● WHAT THE TASK REQUIRES:
From the listing below, copy each line that contains the word "days".

● MATERIALS PROVIDED:
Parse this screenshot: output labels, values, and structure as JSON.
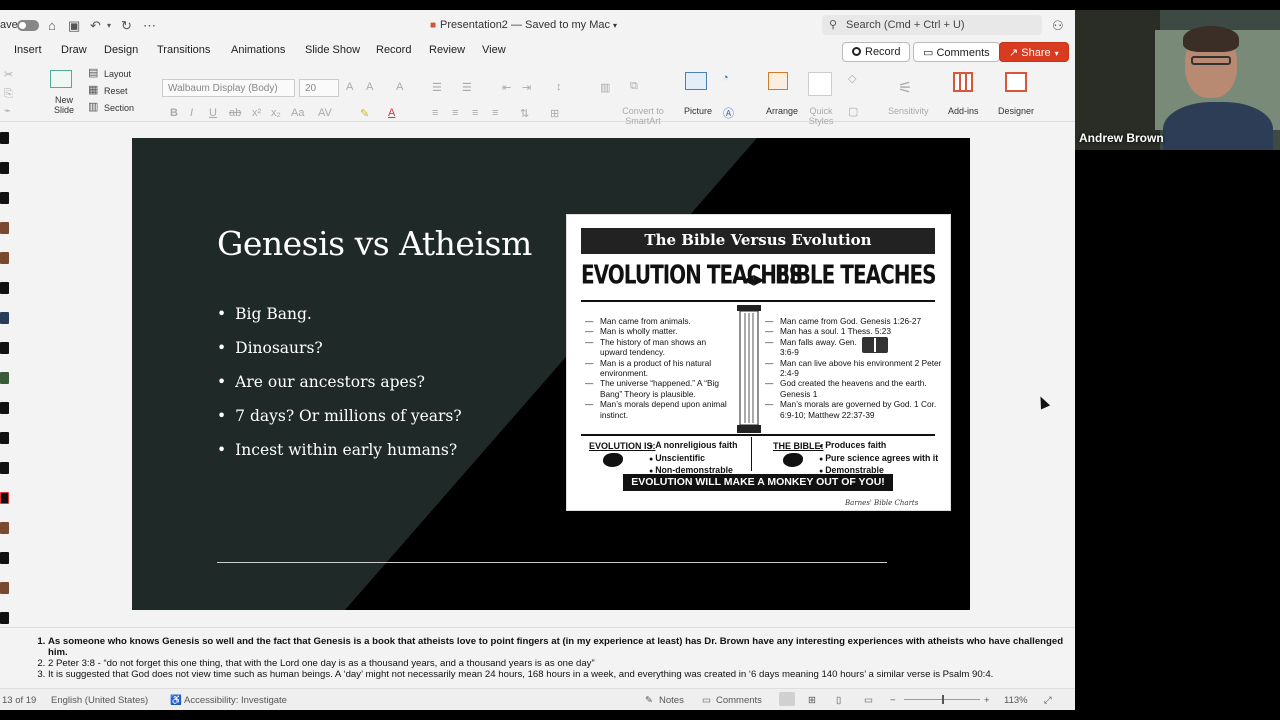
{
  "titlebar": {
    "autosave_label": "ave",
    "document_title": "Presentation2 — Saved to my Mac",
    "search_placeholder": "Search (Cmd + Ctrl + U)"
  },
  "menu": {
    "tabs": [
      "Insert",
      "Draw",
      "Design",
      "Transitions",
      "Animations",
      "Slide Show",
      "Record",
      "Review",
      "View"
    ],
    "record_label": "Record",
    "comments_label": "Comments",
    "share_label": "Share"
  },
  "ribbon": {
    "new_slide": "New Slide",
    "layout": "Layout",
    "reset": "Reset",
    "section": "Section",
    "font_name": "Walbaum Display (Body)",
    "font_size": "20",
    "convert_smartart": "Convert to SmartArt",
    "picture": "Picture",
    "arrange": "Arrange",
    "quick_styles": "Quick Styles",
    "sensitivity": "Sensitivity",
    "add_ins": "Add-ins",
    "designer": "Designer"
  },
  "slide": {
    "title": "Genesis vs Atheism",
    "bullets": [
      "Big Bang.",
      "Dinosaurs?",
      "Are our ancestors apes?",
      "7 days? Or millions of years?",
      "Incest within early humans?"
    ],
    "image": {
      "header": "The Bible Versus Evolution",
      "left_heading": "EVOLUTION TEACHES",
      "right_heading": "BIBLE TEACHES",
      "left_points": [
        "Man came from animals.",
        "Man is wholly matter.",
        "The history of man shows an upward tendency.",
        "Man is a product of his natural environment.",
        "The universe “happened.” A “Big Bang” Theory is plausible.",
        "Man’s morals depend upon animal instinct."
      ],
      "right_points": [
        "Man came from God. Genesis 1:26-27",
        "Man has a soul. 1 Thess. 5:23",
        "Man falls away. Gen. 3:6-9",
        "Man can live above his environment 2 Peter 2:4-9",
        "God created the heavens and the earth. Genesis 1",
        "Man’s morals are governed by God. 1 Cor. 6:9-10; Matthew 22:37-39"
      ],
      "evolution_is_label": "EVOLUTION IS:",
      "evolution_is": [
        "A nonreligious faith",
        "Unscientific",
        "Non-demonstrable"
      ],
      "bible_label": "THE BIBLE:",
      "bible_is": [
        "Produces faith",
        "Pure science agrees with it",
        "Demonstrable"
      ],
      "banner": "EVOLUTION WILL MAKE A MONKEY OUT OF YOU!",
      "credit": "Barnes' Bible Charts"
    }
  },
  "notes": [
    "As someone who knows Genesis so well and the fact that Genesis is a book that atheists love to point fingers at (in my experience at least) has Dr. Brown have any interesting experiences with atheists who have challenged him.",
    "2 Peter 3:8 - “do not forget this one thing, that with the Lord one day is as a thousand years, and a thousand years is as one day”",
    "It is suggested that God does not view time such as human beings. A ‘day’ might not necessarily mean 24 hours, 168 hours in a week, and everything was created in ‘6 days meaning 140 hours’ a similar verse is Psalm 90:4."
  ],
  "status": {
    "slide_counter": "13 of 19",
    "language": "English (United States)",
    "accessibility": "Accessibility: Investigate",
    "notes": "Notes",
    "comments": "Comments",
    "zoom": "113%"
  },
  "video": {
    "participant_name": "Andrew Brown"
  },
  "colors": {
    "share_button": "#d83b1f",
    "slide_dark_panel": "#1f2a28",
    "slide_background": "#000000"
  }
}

● THE COMPLETED TASK:
      "7 days? Or millions of years?",
    "It is suggested that God does not view time such as human beings. A ‘day’ might not necessarily mean 24 hours, 168 hours in a week, and everything was created in ‘6 days meaning 140 hours’ a similar verse is Psalm 90:4."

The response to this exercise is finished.